=== Data for this exercise ===

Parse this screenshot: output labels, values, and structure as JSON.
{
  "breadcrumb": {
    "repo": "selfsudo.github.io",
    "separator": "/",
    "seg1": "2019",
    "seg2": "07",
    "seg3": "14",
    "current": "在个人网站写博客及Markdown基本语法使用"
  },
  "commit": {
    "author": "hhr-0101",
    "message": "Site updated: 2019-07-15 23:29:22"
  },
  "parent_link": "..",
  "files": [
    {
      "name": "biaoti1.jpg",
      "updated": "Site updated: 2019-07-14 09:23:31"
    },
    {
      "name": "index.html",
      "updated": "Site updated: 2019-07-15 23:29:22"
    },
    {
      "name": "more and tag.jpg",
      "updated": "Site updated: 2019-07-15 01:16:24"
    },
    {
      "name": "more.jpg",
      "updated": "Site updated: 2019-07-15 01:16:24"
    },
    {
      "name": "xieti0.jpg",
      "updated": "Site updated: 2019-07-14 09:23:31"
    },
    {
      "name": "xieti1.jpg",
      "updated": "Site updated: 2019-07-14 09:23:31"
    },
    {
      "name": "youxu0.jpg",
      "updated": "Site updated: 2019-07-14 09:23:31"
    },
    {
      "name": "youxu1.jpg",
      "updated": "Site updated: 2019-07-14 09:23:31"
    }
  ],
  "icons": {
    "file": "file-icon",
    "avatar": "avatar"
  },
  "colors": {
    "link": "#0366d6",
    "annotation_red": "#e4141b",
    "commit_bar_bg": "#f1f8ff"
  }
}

===

* Problem statement *
Extract, from the material above, each line holding the word "name".

* Solution to the exercise *
      "name": "biaoti1.jpg",
      "name": "index.html",
      "name": "more and tag.jpg",
      "name": "more.jpg",
      "name": "xieti0.jpg",
      "name": "xieti1.jpg",
      "name": "youxu0.jpg",
      "name": "youxu1.jpg",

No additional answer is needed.